* start Listing *

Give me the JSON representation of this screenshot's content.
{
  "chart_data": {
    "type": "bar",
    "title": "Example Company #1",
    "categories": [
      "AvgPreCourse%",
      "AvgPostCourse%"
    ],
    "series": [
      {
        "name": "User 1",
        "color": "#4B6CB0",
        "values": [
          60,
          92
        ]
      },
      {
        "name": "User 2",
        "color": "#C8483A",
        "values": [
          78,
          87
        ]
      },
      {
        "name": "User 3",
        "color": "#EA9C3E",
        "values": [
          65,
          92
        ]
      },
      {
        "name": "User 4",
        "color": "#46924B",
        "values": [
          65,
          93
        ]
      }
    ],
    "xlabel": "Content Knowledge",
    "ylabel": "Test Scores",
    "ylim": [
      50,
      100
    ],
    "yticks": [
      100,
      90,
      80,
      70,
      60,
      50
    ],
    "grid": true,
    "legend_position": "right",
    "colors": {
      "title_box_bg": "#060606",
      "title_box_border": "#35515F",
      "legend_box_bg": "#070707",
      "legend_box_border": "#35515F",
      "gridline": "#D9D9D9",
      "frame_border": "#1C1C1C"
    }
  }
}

* end Listing *
* start Listing *

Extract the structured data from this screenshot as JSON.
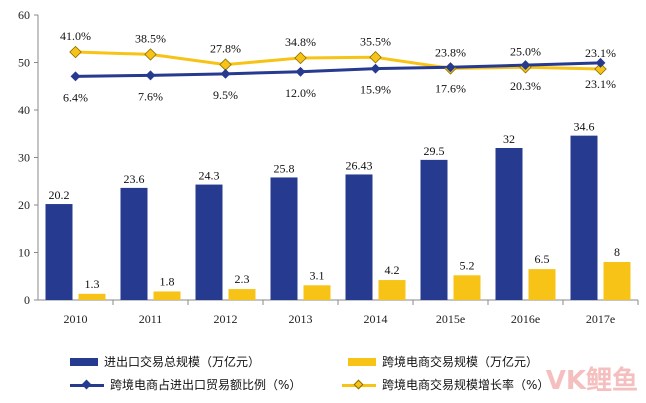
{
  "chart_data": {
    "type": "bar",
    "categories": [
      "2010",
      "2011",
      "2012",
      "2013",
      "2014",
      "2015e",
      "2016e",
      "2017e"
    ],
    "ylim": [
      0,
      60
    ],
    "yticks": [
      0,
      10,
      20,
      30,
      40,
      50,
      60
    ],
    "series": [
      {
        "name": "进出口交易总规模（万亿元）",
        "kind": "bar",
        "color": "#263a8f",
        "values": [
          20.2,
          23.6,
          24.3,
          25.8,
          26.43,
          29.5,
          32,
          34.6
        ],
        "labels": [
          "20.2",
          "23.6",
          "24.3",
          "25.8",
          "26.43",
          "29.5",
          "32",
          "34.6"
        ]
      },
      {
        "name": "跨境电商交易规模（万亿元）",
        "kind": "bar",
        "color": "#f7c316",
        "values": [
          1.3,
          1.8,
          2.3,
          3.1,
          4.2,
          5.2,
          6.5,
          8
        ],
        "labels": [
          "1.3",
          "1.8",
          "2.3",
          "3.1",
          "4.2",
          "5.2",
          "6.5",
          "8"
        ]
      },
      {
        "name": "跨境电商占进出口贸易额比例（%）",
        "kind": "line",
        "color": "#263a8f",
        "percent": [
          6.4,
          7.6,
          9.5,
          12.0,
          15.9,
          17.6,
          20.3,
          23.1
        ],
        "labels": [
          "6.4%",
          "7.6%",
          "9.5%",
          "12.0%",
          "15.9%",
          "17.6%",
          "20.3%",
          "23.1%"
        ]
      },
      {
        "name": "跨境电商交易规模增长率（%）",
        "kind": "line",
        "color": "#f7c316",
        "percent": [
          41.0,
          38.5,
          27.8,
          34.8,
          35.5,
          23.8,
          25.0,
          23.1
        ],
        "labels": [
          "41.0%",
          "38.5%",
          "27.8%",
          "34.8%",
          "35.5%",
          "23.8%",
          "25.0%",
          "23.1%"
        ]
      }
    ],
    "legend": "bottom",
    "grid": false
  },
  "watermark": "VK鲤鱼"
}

* end Listing *

### Prompt
Copy each line of the data above that holds "name".

### Solution to this exercise
        "name": "User 1",
        "name": "User 2",
        "name": "User 3",
        "name": "User 4",
        "name": "进出口交易总规模（万亿元）",
        "name": "跨境电商交易规模（万亿元）",
        "name": "跨境电商占进出口贸易额比例（%）",
        "name": "跨境电商交易规模增长率（%）",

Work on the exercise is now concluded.